═════ MATERIAL PROVIDED ═════

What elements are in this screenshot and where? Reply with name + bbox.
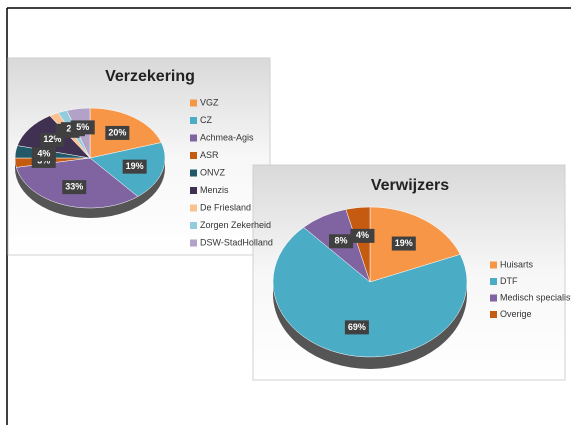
legend-swatch (490, 311, 497, 318)
pie-slice (272, 227, 468, 358)
data-label: 4% (37, 148, 50, 158)
label-box (70, 120, 95, 135)
legend-label: Huisarts (500, 259, 534, 269)
legend-label: DTF (500, 276, 518, 286)
legend-label: Medisch specialist (500, 292, 571, 302)
label-box (122, 159, 147, 174)
legend-swatch (490, 278, 497, 285)
legend-swatch (190, 187, 197, 194)
legend-label: DSW-StadHolland (200, 237, 273, 247)
legend-swatch (190, 169, 197, 177)
data-label: 19% (395, 238, 413, 248)
legend-label: Overige (500, 309, 532, 319)
label-box (329, 234, 354, 249)
legend-label: ASR (200, 150, 219, 160)
data-label: 69% (348, 322, 366, 332)
legend-label: De Friesland (200, 202, 251, 212)
label-box (31, 147, 56, 162)
label-box (391, 236, 416, 251)
data-label: 19% (126, 161, 144, 171)
label-box (105, 125, 130, 140)
legend-swatch (490, 261, 497, 269)
legend-swatch (490, 294, 497, 302)
legend-label: Achmea-Agis (200, 132, 254, 142)
data-label: 4% (356, 230, 369, 240)
chart-title: Verzekering (105, 68, 195, 85)
label-box (62, 180, 87, 195)
legend-label: CZ (200, 115, 212, 125)
data-label: 20% (108, 127, 126, 137)
data-label: 8% (335, 236, 348, 246)
legend-label: ONVZ (200, 167, 226, 177)
legend-swatch (190, 204, 197, 212)
legend-swatch (190, 222, 197, 229)
legend-swatch (190, 152, 197, 159)
legend-label: VGZ (200, 97, 219, 107)
label-box (344, 320, 369, 335)
legend-swatch (190, 134, 197, 142)
data-label: 33% (65, 182, 83, 192)
legend-swatch (190, 99, 197, 107)
legend-label: Zorgen Zekerheid (200, 220, 271, 230)
legend-swatch (190, 117, 197, 124)
label-box (350, 228, 375, 243)
pie-slice (345, 206, 371, 283)
data-label: 12% (43, 134, 61, 144)
legend-label: Menzis (200, 185, 229, 195)
chart-title: Verwijzers (371, 177, 449, 194)
data-label: 5% (76, 122, 89, 132)
legend-swatch (190, 239, 197, 247)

═════

● EXERCISE BRIEF
Convert the lines of the material above into a Markdown table with the columns Row and Line, numbering each row and omitting blank lines. Begin at the line that contains "legend-swatch (490, 311, 497, 318)" and stop after the line that contains "legend-swatch (190, 187, 197, 194)".

● ANSWER FOR THE TASK
| Row | Line |
|---|---|
| 1 | legend-swatch (490, 311, 497, 318) |
| 2 | pie-slice (272, 227, 468, 358) |
| 3 | data-label: 4% (37, 148, 50, 158) |
| 4 | label-box (70, 120, 95, 135) |
| 5 | legend-label: Huisarts (500, 259, 534, 269) |
| 6 | legend-label: DTF (500, 276, 518, 286) |
| 7 | legend-label: Medisch specialist (500, 292, 571, 302) |
| 8 | label-box (122, 159, 147, 174) |
| 9 | legend-swatch (490, 278, 497, 285) |
| 10 | legend-swatch (190, 187, 197, 194) |